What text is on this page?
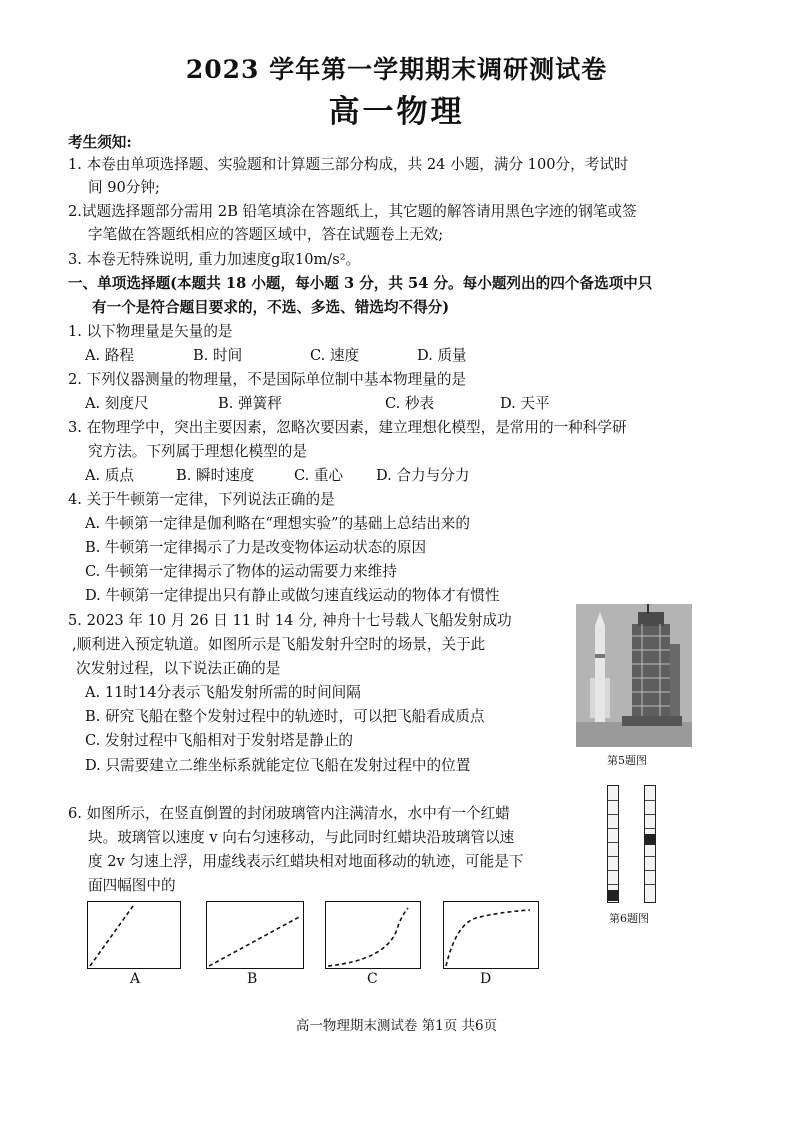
2023 学年第一学期期末调研测试卷
高一物理
考生须知:
1. 本卷由单项选择题、实验题和计算题三部分构成，共 24 小题，满分 100分，考试时
间 90分钟;
2.试题选择题部分需用 2B 铅笔填涂在答题纸上，其它题的解答请用黑色字迹的钢笔或签
字笔做在答题纸相应的答题区域中，答在试题卷上无效;
3. 本卷无特殊说明, 重力加速度g取10m/s²。
一、单项选择题(本题共 18 小题，每小题 3 分，共 54 分。每小题列出的四个备选项中只
有一个是符合题目要求的，不选、多选、错选均不得分)
1. 以下物理量是矢量的是
A. 路程	B. 时间	C. 速度	D. 质量
2. 下列仪器测量的物理量，不是国际单位制中基本物理量的是
A. 刻度尺	B. 弹簧秤	C. 秒表	D. 天平
3. 在物理学中，突出主要因素，忽略次要因素，建立理想化模型，是常用的一种科学研
究方法。下列属于理想化模型的是
A. 质点	B. 瞬时速度	C. 重心 D. 合力与分力
4. 关于牛顿第一定律，下列说法正确的是
A. 牛顿第一定律是伽利略在“理想实验”的基础上总结出来的
B. 牛顿第一定律揭示了力是改变物体运动状态的原因
C. 牛顿第一定律揭示了物体的运动需要力来维持
D. 牛顿第一定律提出只有静止或做匀速直线运动的物体才有惯性
5. 2023 年 10 月 26 日 11 时 14 分, 神舟十七号载人飞船发射成功
,顺利进入预定轨道。如图所示是飞船发射升空时的场景，关于此
次发射过程，以下说法正确的是
A. 11时14分表示飞船发射所需的时间间隔
B. 研究飞船在整个发射过程中的轨迹时，可以把飞船看成质点
C. 发射过程中飞船相对于发射塔是静止的
D. 只需要建立二维坐标系就能定位飞船在发射过程中的位置	第5题图
6. 如图所示，在竖直倒置的封闭玻璃管内注满清水，水中有一个红蜡
块。玻璃管以速度 v 向右匀速移动，与此同时红蜡块沿玻璃管以速
度 2v 匀速上浮，用虚线表示红蜡块相对地面移动的轨迹，可能是下
面四幅图中的
第6题图
A	B	C	D
高一物理期末测试卷 第1页 共6页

_WHAT IS ASKED_: Go back to the records above and write them out exactly, without the pictures.

_COMPLETED TASK_:
What text is on this page?
2023 学年第一学期期末调研测试卷
高一物理
考生须知:
1. 本卷由单项选择题、实验题和计算题三部分构成，共 24 小题，满分 100分，考试时
间 90分钟;
2.试题选择题部分需用 2B 铅笔填涂在答题纸上，其它题的解答请用黑色字迹的钢笔或签
字笔做在答题纸相应的答题区域中，答在试题卷上无效;
3. 本卷无特殊说明, 重力加速度g取10m/s²。
一、单项选择题(本题共 18 小题，每小题 3 分，共 54 分。每小题列出的四个备选项中只
有一个是符合题目要求的，不选、多选、错选均不得分)
1. 以下物理量是矢量的是
A. 路程	B. 时间	C. 速度	D. 质量
2. 下列仪器测量的物理量，不是国际单位制中基本物理量的是
A. 刻度尺	B. 弹簧秤	C. 秒表	D. 天平
3. 在物理学中，突出主要因素，忽略次要因素，建立理想化模型，是常用的一种科学研
究方法。下列属于理想化模型的是
A. 质点	B. 瞬时速度	C. 重心 D. 合力与分力
4. 关于牛顿第一定律，下列说法正确的是
A. 牛顿第一定律是伽利略在“理想实验”的基础上总结出来的
B. 牛顿第一定律揭示了力是改变物体运动状态的原因
C. 牛顿第一定律揭示了物体的运动需要力来维持
D. 牛顿第一定律提出只有静止或做匀速直线运动的物体才有惯性
5. 2023 年 10 月 26 日 11 时 14 分, 神舟十七号载人飞船发射成功
,顺利进入预定轨道。如图所示是飞船发射升空时的场景，关于此
次发射过程，以下说法正确的是
A. 11时14分表示飞船发射所需的时间间隔
B. 研究飞船在整个发射过程中的轨迹时，可以把飞船看成质点
C. 发射过程中飞船相对于发射塔是静止的
D. 只需要建立二维坐标系就能定位飞船在发射过程中的位置	第5题图
6. 如图所示，在竖直倒置的封闭玻璃管内注满清水，水中有一个红蜡
块。玻璃管以速度 v 向右匀速移动，与此同时红蜡块沿玻璃管以速
度 2v 匀速上浮，用虚线表示红蜡块相对地面移动的轨迹，可能是下
面四幅图中的
第6题图
A	B	C	D
高一物理期末测试卷 第1页 共6页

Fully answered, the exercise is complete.